# Task directions
Pick out every line holding the string "page" and copy it.

# Provided records
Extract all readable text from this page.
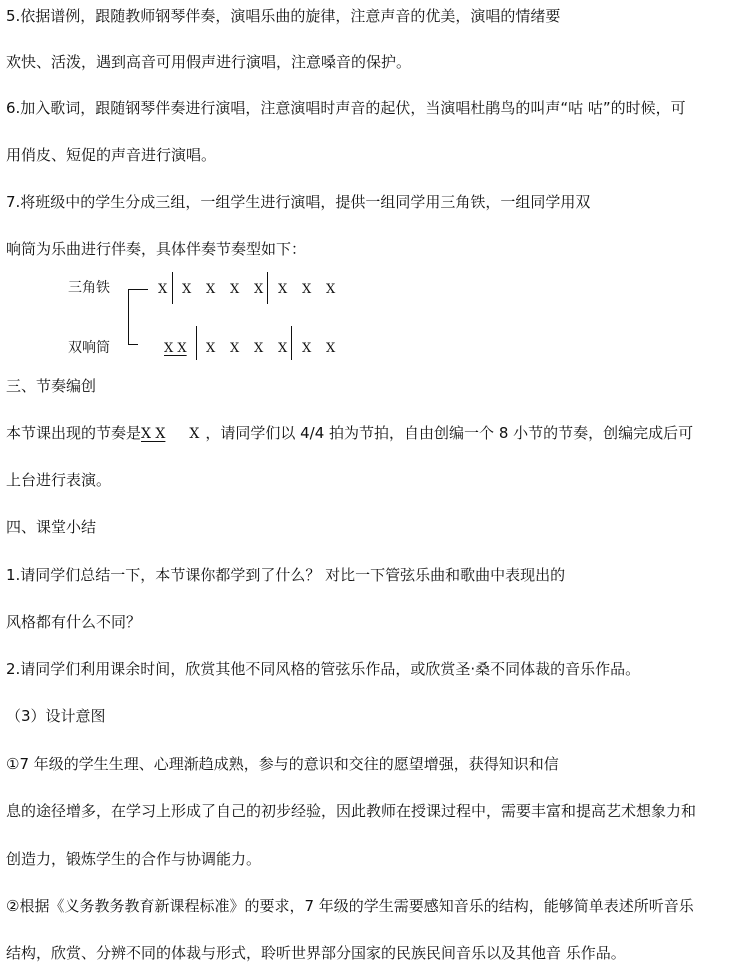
5.依据谱例，跟随教师钢琴伴奏，演唱乐曲的旋律，注意声音的优美，演唱的情绪要
欢快、活泼，遇到高音可用假声进行演唱，注意嗓音的保护。
6.加入歌词，跟随钢琴伴奏进行演唱，注意演唱时声音的起伏，当演唱杜鹃鸟的叫声“咕 咕”的时候，可
用俏皮、短促的声音进行演唱。
7.将班级中的学生分成三组，一组学生进行演唱，提供一组同学用三角铁，一组同学用双
响筒为乐曲进行伴奏，具体伴奏节奏型如下：
三角铁
双响筒
X X X X X X X X
X X X X X X X X
三、节奏编创
本节课出现的节奏是X X X ，请同学们以 4/4 拍为节拍，自由创编一个 8 小节的节奏，创编完成后可
上台进行表演。
四、课堂小结
1.请同学们总结一下，本节课你都学到了什么？ 对比一下管弦乐曲和歌曲中表现出的
风格都有什么不同？
2.请同学们利用课余时间，欣赏其他不同风格的管弦乐作品，或欣赏圣·桑不同体裁的音乐作品。
（3）设计意图
①7 年级的学生生理、心理渐趋成熟，参与的意识和交往的愿望增强，获得知识和信
息的途径增多，在学习上形成了自己的初步经验，因此教师在授课过程中，需要丰富和提高艺术想象力和
创造力，锻炼学生的合作与协调能力。
②根据《义务教务教育新课程标准》的要求，7 年级的学生需要感知音乐的结构，能够简单表述所听音乐
结构，欣赏、分辨不同的体裁与形式，聆听世界部分国家的民族民间音乐以及其他音 乐作品。
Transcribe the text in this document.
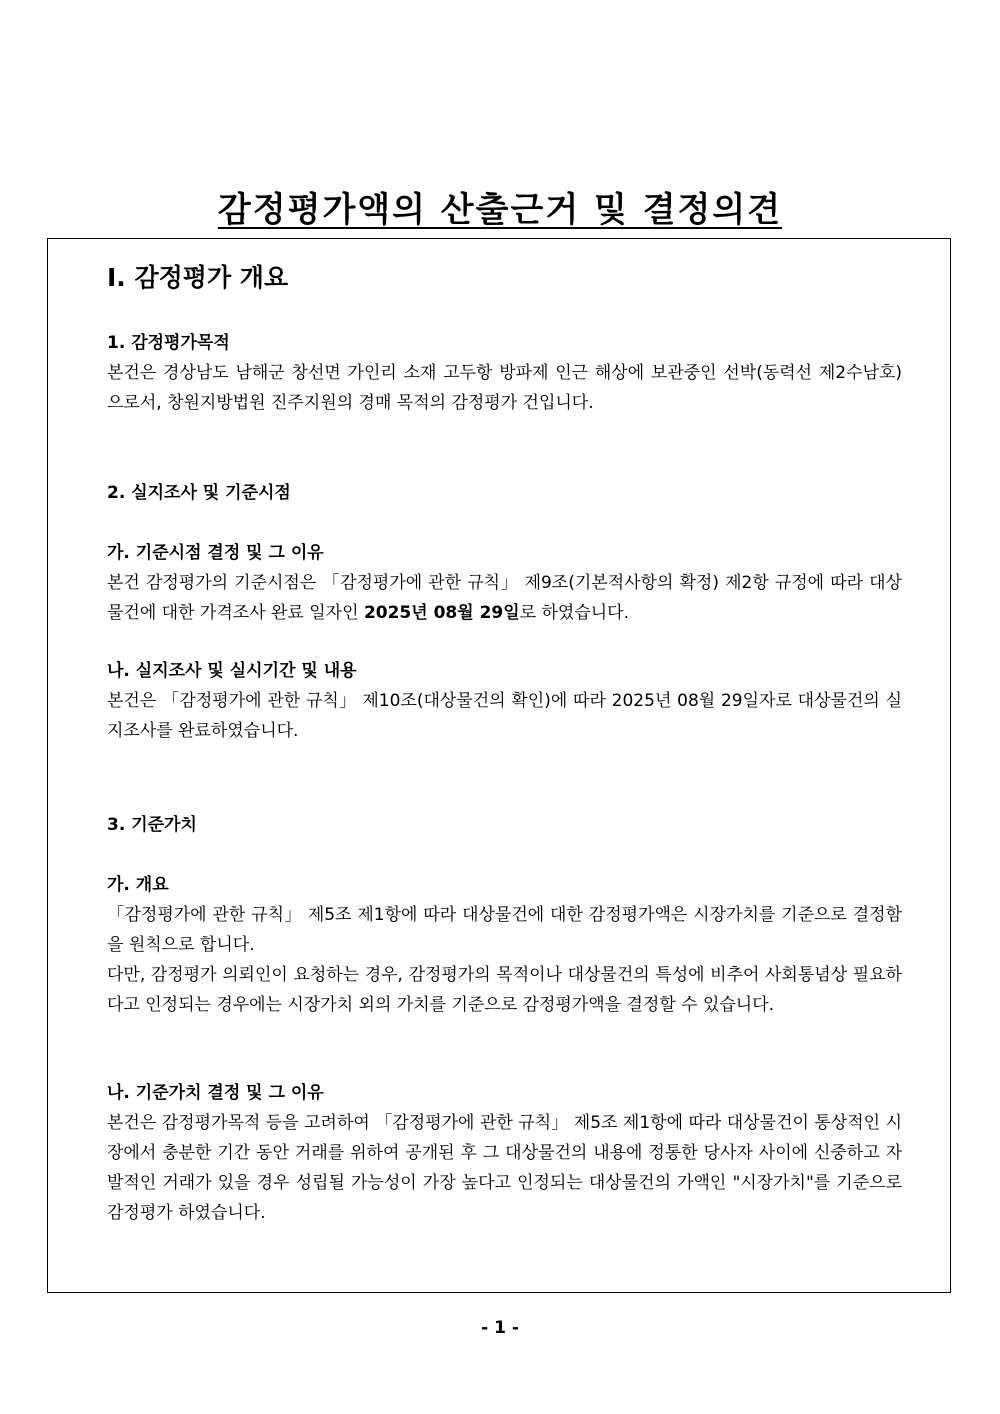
감정평가액의 산출근거 및 결정의견
Ⅰ. 감정평가 개요
1. 감정평가목적

본건은 경상남도 남해군 창선면 가인리 소재 고두항 방파제 인근 해상에 보관중인 선박(동력선 제2수남호)으로서, 창원지방법원 진주지원의 경매 목적의 감정평가 건입니다.

2. 실지조사 및 기준시점
가. 기준시점 결정 및 그 이유

본건 감정평가의 기준시점은 「감정평가에 관한 규칙」 제9조(기본적사항의 확정) 제2항 규정에 따라 대상 물건에 대한 가격조사 완료 일자인 2025년 08월 29일로 하였습니다.

나. 실지조사 및 실시기간 및 내용

본건은 「감정평가에 관한 규칙」 제10조(대상물건의 확인)에 따라 2025년 08월 29일자로 대상물건의 실지조사를 완료하였습니다.

3. 기준가치
가. 개요

「감정평가에 관한 규칙」 제5조 제1항에 따라 대상물건에 대한 감정평가액은 시장가치를 기준으로 결정함을 원칙으로 합니다.

다만, 감정평가 의뢰인이 요청하는 경우, 감정평가의 목적이나 대상물건의 특성에 비추어 사회통념상 필요하다고 인정되는 경우에는 시장가치 외의 가치를 기준으로 감정평가액을 결정할 수 있습니다.

나. 기준가치 결정 및 그 이유

본건은 감정평가목적 등을 고려하여 「감정평가에 관한 규칙」 제5조 제1항에 따라 대상물건이 통상적인 시장에서 충분한 기간 동안 거래를 위하여 공개된 후 그 대상물건의 내용에 정통한 당사자 사이에 신중하고 자발적인 거래가 있을 경우 성립될 가능성이 가장 높다고 인정되는 대상물건의 가액인 "시장가치"를 기준으로 감정평가 하였습니다.

- 1 -
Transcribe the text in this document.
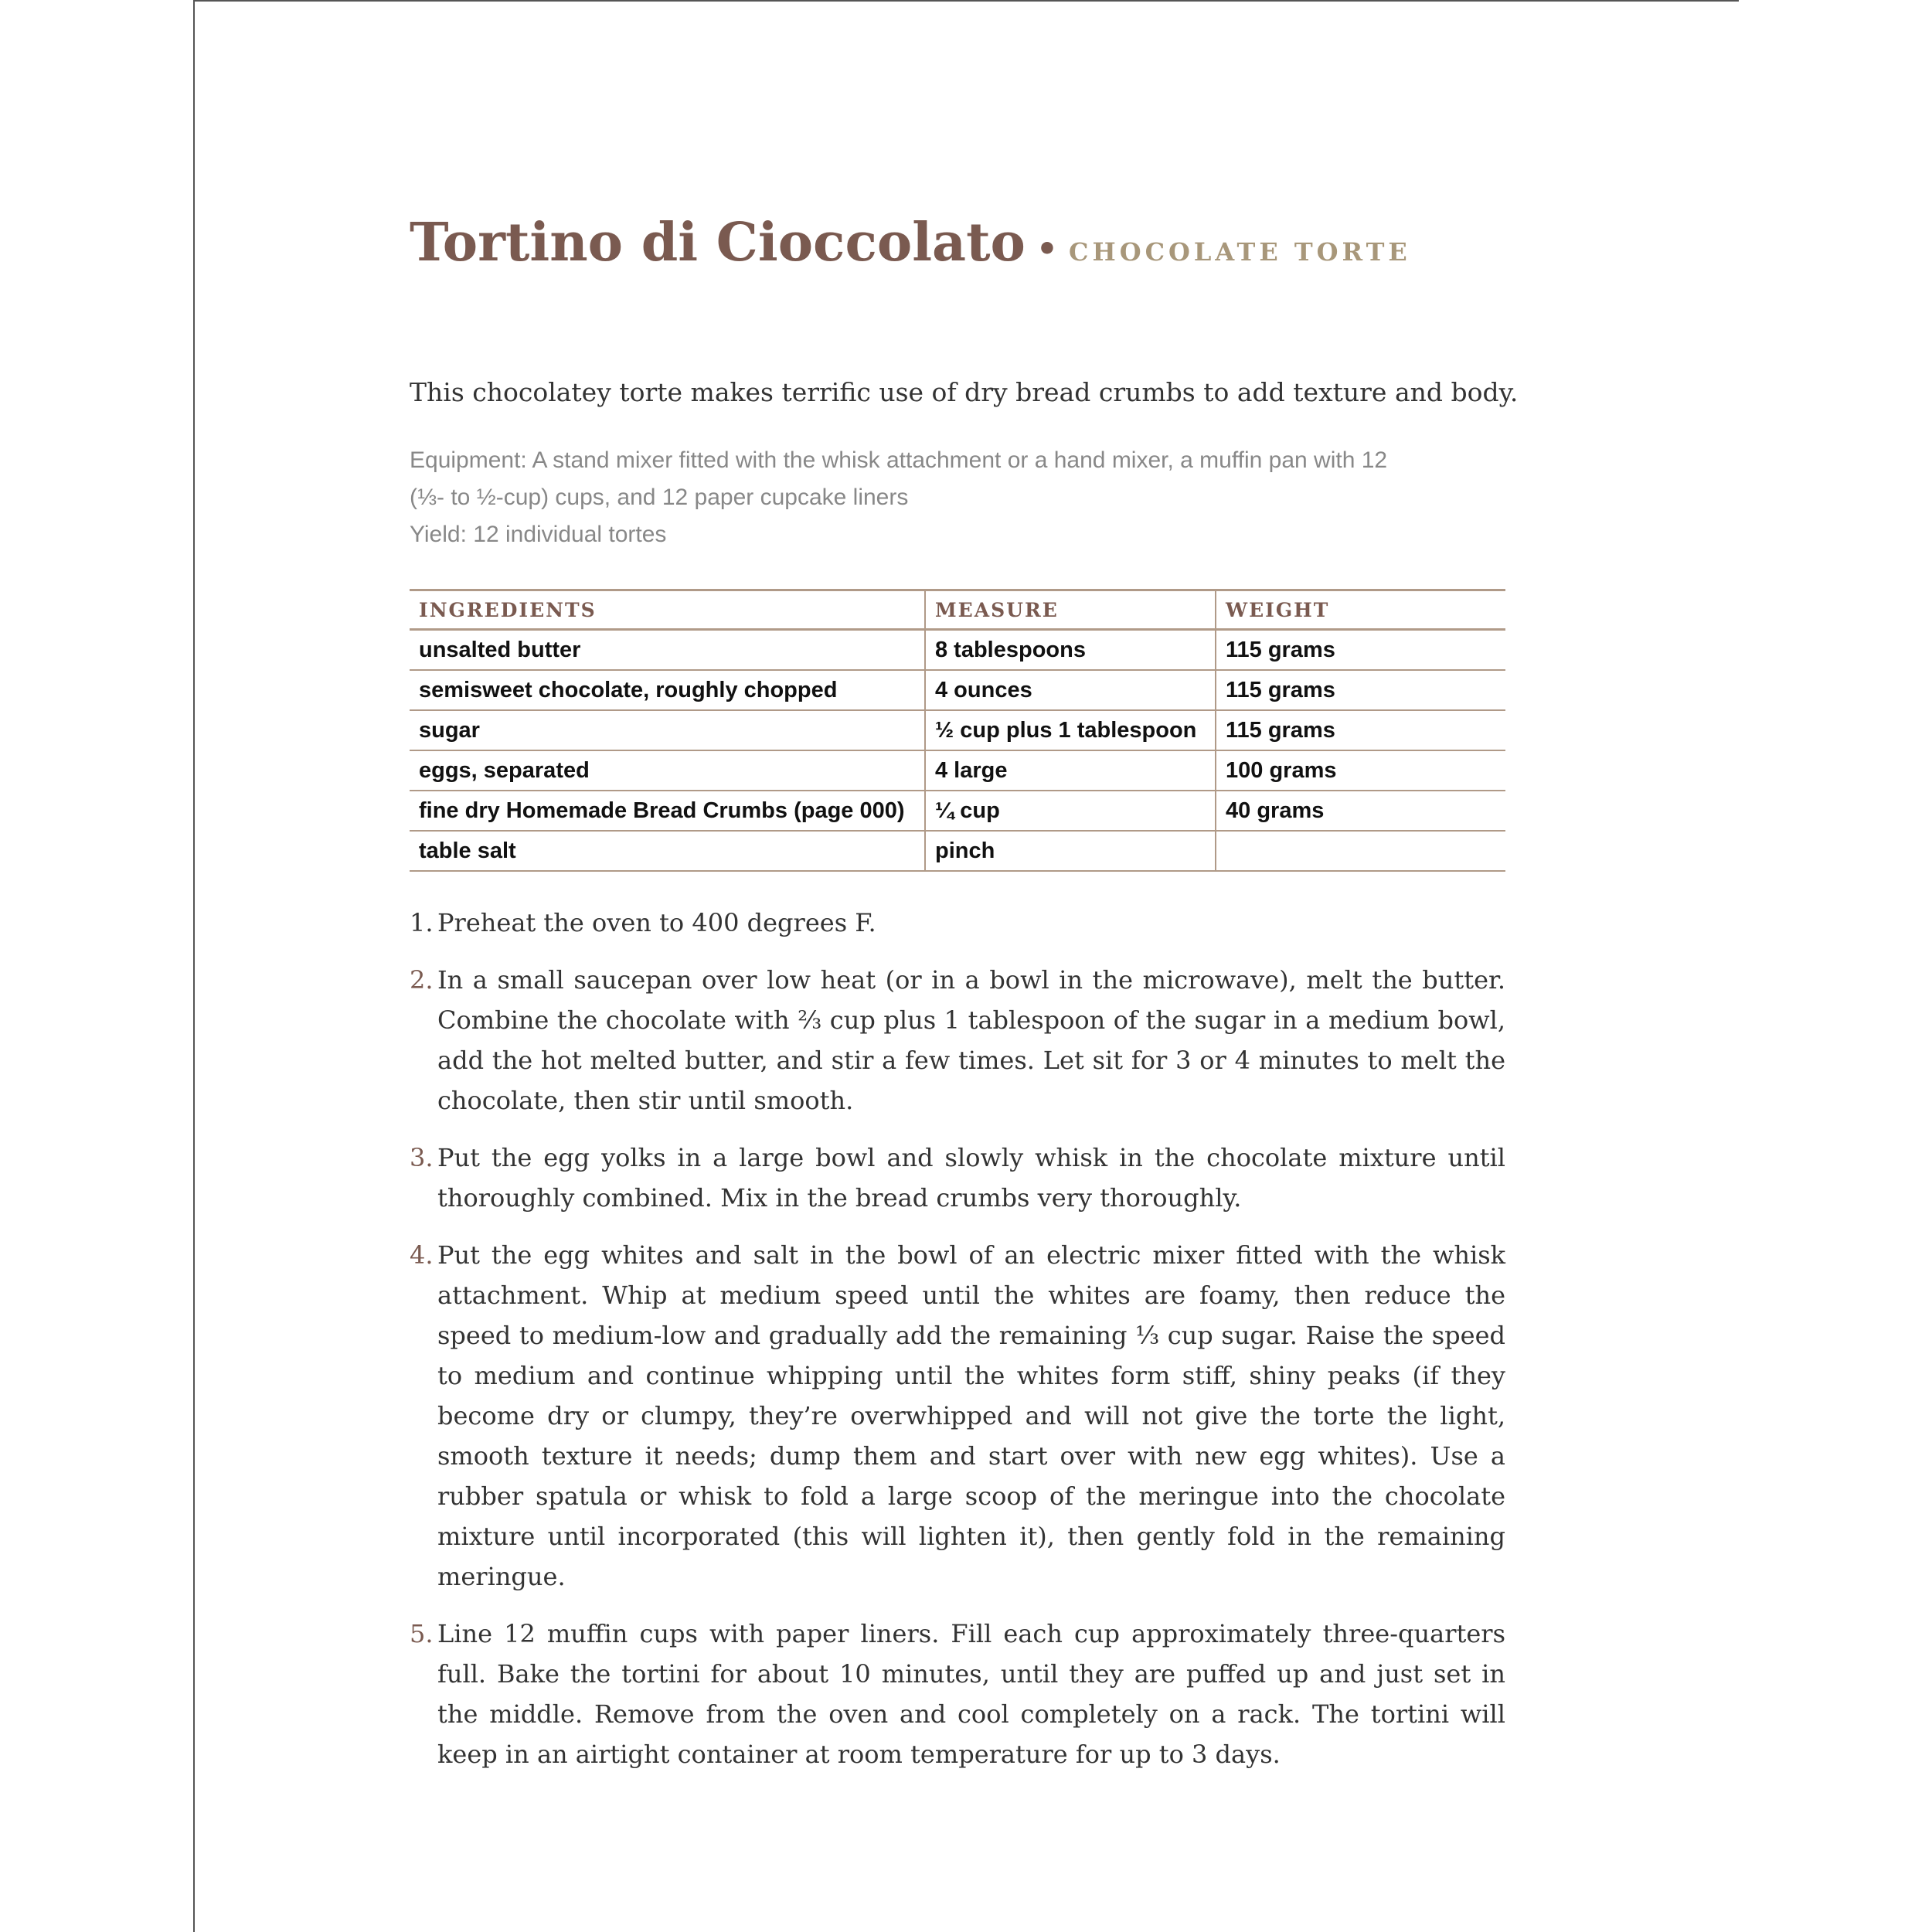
Tortino di Cioccolato • CHOCOLATE TORTE

This chocolatey torte makes terrific use of dry bread crumbs to add texture and body.

Equipment: A stand mixer fitted with the whisk attachment or a hand mixer, a muffin pan with 12

(⅓- to ½-cup) cups, and 12 paper cupcake liners

Yield: 12 individual tortes

INGREDIENTS	MEASURE	WEIGHT
unsalted butter	8 tablespoons	115 grams
semisweet chocolate, roughly chopped	4 ounces	115 grams
sugar	½ cup plus 1 tablespoon	115 grams
eggs, separated	4 large	100 grams
fine dry Homemade Bread Crumbs (page 000)	¼ cup	40 grams
table salt	pinch	

1. Preheat the oven to 400 degrees F.

2. In a small saucepan over low heat (or in a bowl in the microwave), melt the butter. Combine the chocolate with ⅔ cup plus 1 tablespoon of the sugar in a medium bowl, add the hot melted butter, and stir a few times. Let sit for 3 or 4 minutes to melt the chocolate, then stir until smooth.

3. Put the egg yolks in a large bowl and slowly whisk in the chocolate mixture until thoroughly combined. Mix in the bread crumbs very thoroughly.

4. Put the egg whites and salt in the bowl of an electric mixer fitted with the whisk attachment. Whip at medium speed until the whites are foamy, then reduce the speed to medium-low and gradually add the remaining ⅓ cup sugar. Raise the speed to medium and continue whipping until the whites form stiff, shiny peaks (if they become dry or clumpy, they’re overwhipped and will not give the torte the light, smooth texture it needs; dump them and start over with new egg whites). Use a rubber spatula or whisk to fold a large scoop of the meringue into the chocolate mixture until incorporated (this will lighten it), then gently fold in the remaining meringue.

5. Line 12 muffin cups with paper liners. Fill each cup approximately three-quarters full. Bake the tortini for about 10 minutes, until they are puffed up and just set in the middle. Remove from the oven and cool completely on a rack. The tortini will keep in an airtight container at room temperature for up to 3 days.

# Finished answer
Extract all readable text from this page.
fine dry Homemade Bread Crumbs (page 000)	¼ cup	40 grams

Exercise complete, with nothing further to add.